— START OF Entries shown —

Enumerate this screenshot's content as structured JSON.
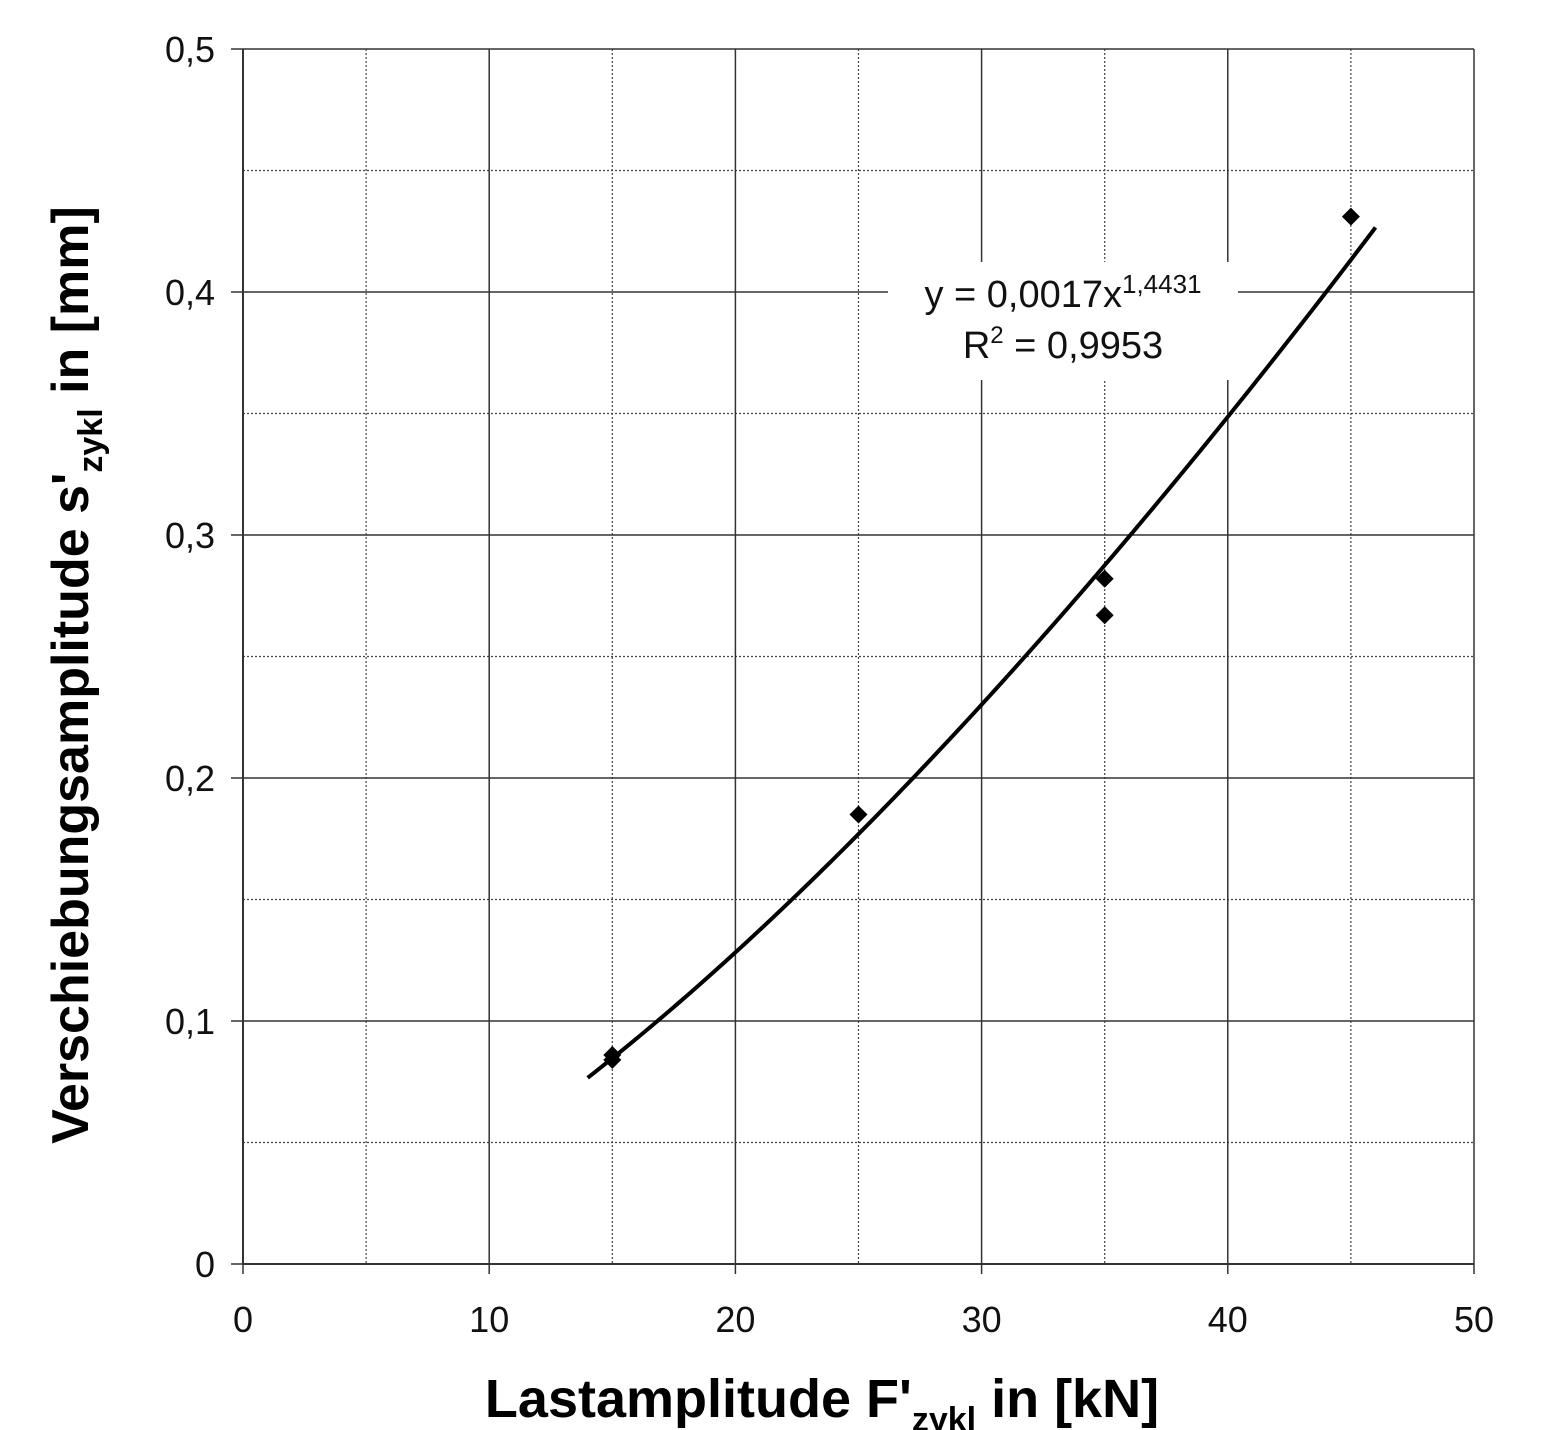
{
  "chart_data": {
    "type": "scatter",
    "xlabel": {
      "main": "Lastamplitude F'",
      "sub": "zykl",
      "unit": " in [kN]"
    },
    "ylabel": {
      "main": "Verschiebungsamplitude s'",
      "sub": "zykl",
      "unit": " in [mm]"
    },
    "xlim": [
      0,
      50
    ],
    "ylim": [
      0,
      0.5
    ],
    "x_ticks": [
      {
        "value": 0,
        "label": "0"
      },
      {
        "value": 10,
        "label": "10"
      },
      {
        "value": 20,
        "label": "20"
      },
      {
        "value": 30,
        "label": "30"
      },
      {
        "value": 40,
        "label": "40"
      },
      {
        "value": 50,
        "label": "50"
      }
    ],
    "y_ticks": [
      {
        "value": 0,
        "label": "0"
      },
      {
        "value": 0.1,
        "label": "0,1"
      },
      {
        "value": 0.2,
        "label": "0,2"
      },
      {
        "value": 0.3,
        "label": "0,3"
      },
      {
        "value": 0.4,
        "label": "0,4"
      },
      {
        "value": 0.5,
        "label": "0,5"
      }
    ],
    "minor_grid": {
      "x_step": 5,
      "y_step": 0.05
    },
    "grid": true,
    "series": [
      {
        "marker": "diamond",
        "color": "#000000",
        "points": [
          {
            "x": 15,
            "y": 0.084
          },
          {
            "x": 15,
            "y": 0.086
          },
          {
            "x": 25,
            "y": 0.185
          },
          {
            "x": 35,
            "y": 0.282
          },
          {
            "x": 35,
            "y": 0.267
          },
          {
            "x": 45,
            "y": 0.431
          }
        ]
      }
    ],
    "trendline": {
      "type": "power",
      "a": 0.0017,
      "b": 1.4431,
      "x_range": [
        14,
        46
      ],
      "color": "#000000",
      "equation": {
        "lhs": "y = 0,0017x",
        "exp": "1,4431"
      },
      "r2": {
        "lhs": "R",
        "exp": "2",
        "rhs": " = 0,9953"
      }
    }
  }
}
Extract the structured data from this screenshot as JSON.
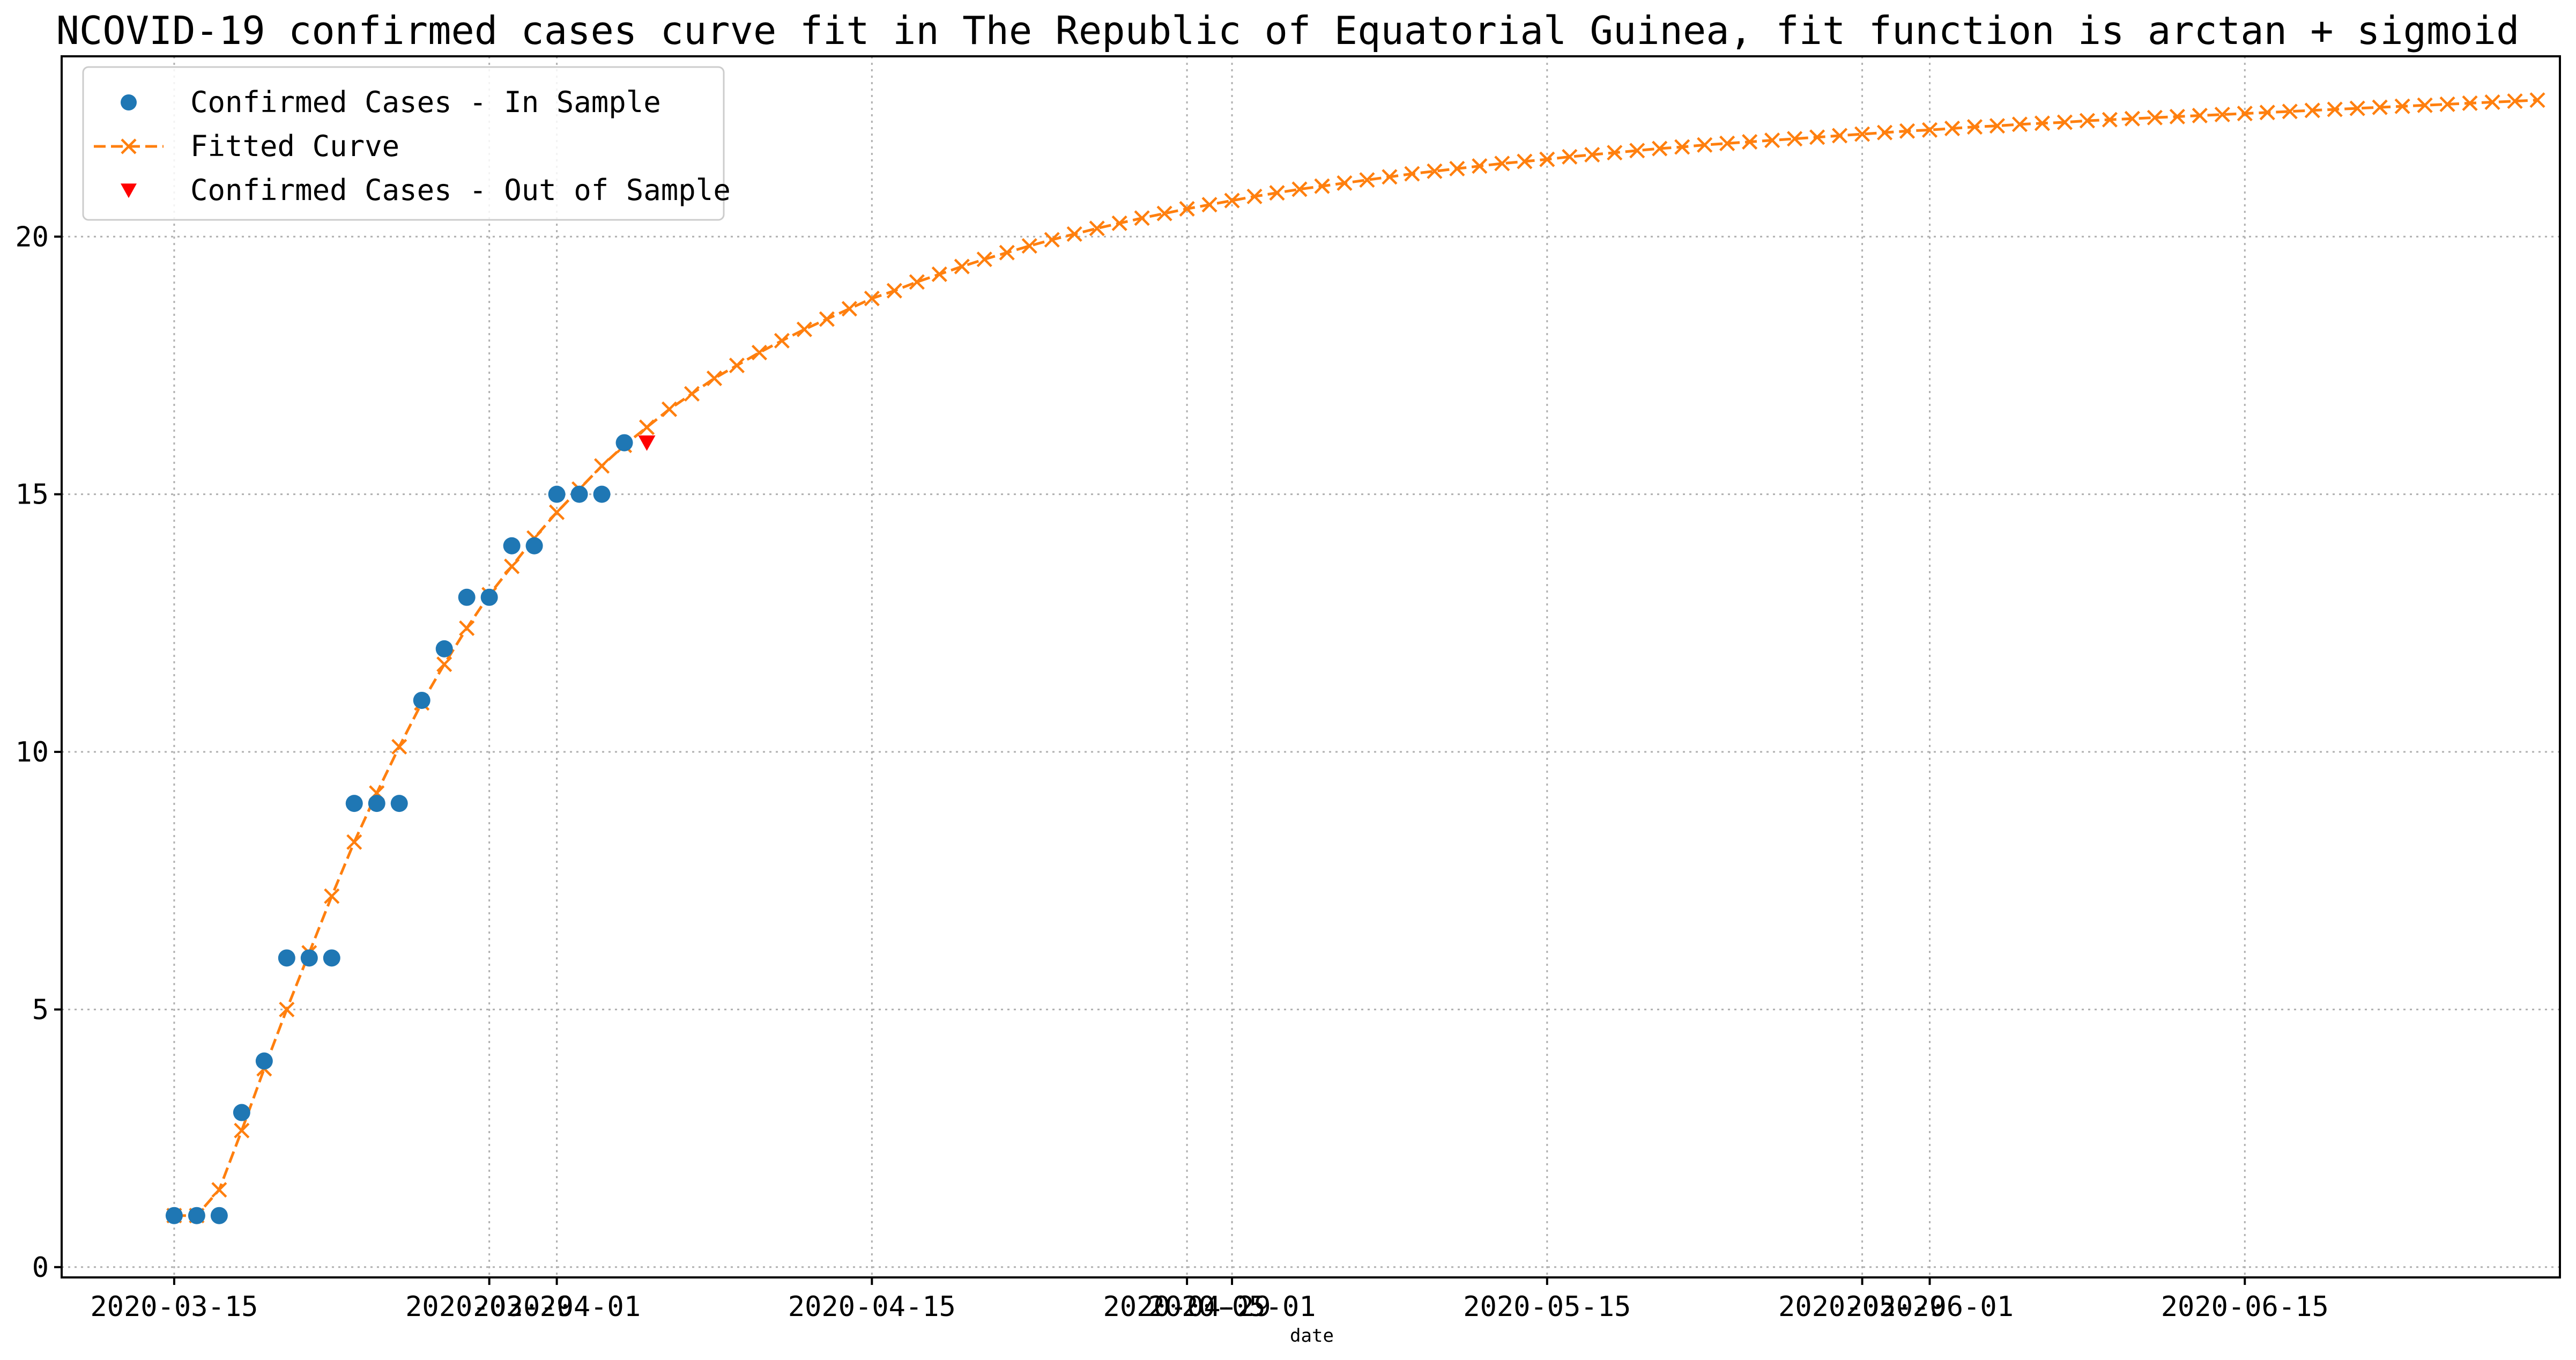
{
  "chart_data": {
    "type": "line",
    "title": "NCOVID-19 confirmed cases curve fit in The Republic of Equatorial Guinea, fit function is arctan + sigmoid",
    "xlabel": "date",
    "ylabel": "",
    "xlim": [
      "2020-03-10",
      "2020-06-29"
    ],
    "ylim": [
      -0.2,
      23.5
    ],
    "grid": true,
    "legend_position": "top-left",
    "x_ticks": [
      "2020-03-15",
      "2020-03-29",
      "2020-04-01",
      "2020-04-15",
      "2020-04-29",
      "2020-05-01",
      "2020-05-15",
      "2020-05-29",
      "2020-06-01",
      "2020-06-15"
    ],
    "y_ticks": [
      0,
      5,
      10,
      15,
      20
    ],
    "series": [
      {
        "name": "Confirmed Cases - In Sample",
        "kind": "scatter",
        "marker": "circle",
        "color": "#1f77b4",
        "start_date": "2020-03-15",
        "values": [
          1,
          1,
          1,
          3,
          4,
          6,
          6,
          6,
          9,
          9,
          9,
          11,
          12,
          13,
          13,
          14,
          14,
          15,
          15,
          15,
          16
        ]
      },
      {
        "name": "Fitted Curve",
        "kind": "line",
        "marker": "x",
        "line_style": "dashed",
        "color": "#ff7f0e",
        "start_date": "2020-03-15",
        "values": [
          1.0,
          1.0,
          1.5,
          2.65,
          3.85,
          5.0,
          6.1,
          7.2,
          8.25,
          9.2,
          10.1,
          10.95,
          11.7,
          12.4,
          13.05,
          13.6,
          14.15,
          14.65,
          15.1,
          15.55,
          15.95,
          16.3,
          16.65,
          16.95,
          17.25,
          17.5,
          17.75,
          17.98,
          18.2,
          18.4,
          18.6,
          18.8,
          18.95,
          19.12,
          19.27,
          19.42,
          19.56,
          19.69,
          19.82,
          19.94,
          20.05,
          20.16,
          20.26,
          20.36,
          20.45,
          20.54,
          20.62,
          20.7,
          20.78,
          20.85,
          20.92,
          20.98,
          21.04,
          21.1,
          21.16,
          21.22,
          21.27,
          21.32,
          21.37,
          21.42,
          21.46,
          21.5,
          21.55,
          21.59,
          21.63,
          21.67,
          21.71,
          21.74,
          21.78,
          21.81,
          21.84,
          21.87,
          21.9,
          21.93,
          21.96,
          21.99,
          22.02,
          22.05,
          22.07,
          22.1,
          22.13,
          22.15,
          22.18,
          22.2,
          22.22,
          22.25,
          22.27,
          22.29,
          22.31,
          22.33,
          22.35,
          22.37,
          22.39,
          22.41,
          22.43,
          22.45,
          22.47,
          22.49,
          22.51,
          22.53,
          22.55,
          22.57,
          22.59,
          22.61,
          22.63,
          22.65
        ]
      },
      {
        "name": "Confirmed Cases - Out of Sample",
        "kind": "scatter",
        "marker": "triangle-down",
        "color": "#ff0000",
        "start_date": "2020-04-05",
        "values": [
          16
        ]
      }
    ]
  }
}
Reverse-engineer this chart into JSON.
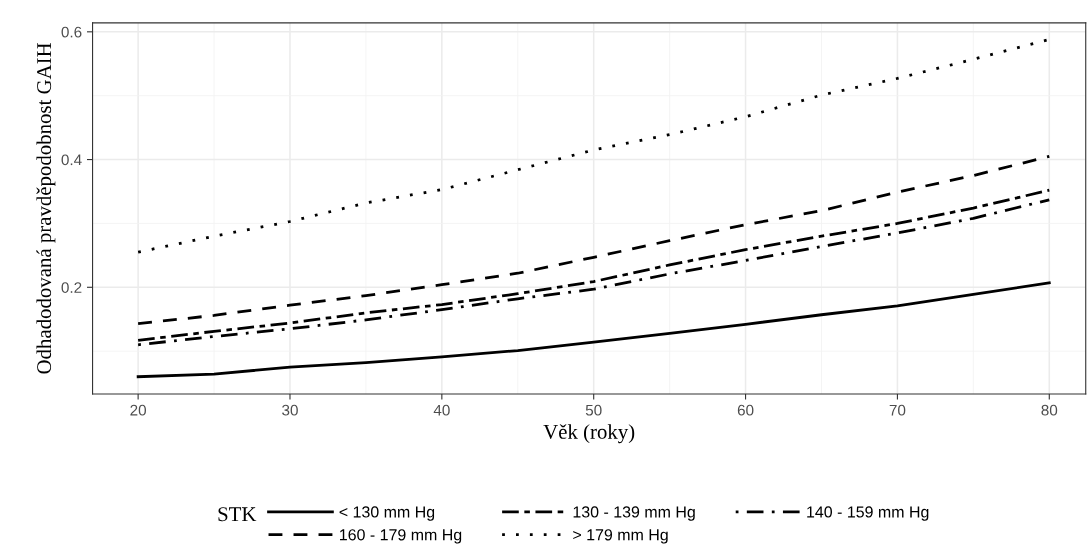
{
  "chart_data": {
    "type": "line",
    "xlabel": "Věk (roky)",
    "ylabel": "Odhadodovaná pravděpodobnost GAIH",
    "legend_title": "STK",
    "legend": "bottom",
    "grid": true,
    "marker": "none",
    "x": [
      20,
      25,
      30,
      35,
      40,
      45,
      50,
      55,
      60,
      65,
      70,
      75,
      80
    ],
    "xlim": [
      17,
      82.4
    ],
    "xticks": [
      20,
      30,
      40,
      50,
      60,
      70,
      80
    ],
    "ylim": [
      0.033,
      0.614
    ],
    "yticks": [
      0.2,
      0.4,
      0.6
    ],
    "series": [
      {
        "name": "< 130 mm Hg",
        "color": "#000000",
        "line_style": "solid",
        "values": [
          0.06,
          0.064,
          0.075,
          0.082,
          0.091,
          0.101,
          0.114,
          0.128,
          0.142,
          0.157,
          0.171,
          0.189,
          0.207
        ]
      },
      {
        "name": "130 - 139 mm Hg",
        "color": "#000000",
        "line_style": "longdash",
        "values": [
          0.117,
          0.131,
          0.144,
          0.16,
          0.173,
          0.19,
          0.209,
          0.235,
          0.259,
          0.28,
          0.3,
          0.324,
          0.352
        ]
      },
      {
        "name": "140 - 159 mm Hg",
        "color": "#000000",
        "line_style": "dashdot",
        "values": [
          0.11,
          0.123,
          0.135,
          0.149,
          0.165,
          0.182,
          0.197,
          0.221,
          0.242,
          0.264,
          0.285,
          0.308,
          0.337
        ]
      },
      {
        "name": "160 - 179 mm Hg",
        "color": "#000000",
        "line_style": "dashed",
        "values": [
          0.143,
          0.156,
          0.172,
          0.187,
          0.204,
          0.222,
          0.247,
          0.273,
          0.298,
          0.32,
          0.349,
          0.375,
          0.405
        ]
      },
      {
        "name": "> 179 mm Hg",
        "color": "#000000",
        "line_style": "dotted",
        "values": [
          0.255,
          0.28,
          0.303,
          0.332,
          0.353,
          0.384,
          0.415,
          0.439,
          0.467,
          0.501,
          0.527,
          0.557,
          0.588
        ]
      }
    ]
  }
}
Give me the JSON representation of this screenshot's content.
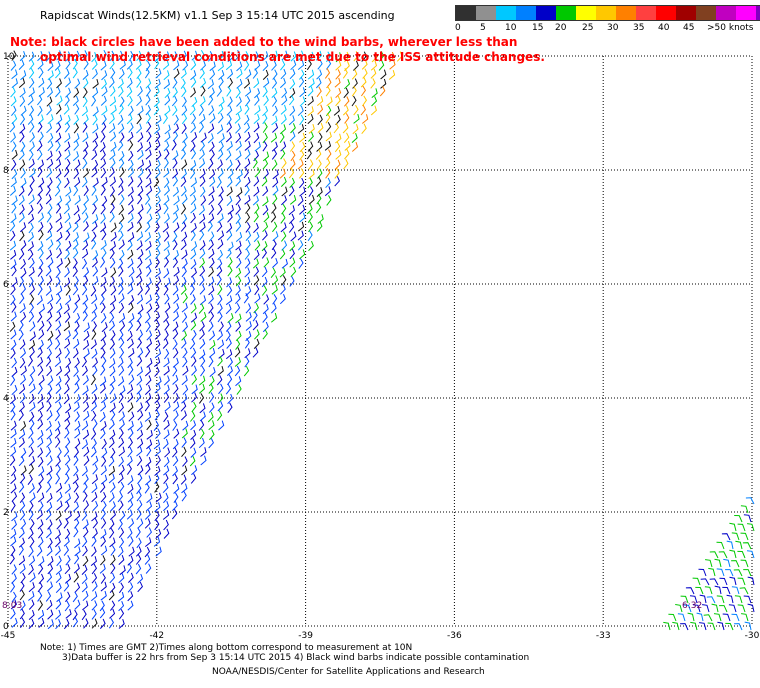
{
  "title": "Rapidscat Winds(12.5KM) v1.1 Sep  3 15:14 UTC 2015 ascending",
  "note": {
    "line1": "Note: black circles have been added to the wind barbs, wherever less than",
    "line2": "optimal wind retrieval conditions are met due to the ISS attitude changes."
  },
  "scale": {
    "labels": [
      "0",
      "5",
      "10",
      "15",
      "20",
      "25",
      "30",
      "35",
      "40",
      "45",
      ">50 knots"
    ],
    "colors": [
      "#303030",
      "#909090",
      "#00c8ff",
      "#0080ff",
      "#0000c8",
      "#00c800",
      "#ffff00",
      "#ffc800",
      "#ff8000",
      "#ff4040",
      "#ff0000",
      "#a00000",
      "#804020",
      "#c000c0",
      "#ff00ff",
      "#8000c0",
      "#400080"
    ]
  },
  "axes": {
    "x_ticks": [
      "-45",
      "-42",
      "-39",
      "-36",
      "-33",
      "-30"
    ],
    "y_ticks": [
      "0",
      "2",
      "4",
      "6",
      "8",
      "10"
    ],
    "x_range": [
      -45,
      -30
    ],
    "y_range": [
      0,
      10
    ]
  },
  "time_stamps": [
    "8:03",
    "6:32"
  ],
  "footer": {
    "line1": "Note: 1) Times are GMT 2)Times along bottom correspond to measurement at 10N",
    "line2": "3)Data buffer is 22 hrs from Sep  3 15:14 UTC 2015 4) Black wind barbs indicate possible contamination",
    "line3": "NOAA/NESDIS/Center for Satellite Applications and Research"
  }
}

— END OF Entries shown —

Directions — Output the line containing "Give me the" along with every line after it to the end of the material, exactly as written, but without pictures.

Task solution —
Give me the JSON representation of this screenshot's content.
{
  "title": "Rapidscat Winds(12.5KM) v1.1 Sep  3 15:14 UTC 2015 ascending",
  "note": {
    "line1": "Note: black circles have been added to the wind barbs, wherever less than",
    "line2": "optimal wind retrieval conditions are met due to the ISS attitude changes."
  },
  "scale": {
    "labels": [
      "0",
      "5",
      "10",
      "15",
      "20",
      "25",
      "30",
      "35",
      "40",
      "45",
      ">50 knots"
    ],
    "colors": [
      "#303030",
      "#909090",
      "#00c8ff",
      "#0080ff",
      "#0000c8",
      "#00c800",
      "#ffff00",
      "#ffc800",
      "#ff8000",
      "#ff4040",
      "#ff0000",
      "#a00000",
      "#804020",
      "#c000c0",
      "#ff00ff",
      "#8000c0",
      "#400080"
    ]
  },
  "axes": {
    "x_ticks": [
      "-45",
      "-42",
      "-39",
      "-36",
      "-33",
      "-30"
    ],
    "y_ticks": [
      "0",
      "2",
      "4",
      "6",
      "8",
      "10"
    ],
    "x_range": [
      -45,
      -30
    ],
    "y_range": [
      0,
      10
    ]
  },
  "time_stamps": [
    "8:03",
    "6:32"
  ],
  "footer": {
    "line1": "Note: 1) Times are GMT 2)Times along bottom correspond to measurement at 10N",
    "line2": "3)Data buffer is 22 hrs from Sep  3 15:14 UTC 2015 4) Black wind barbs indicate possible contamination",
    "line3": "NOAA/NESDIS/Center for Satellite Applications and Research"
  }
}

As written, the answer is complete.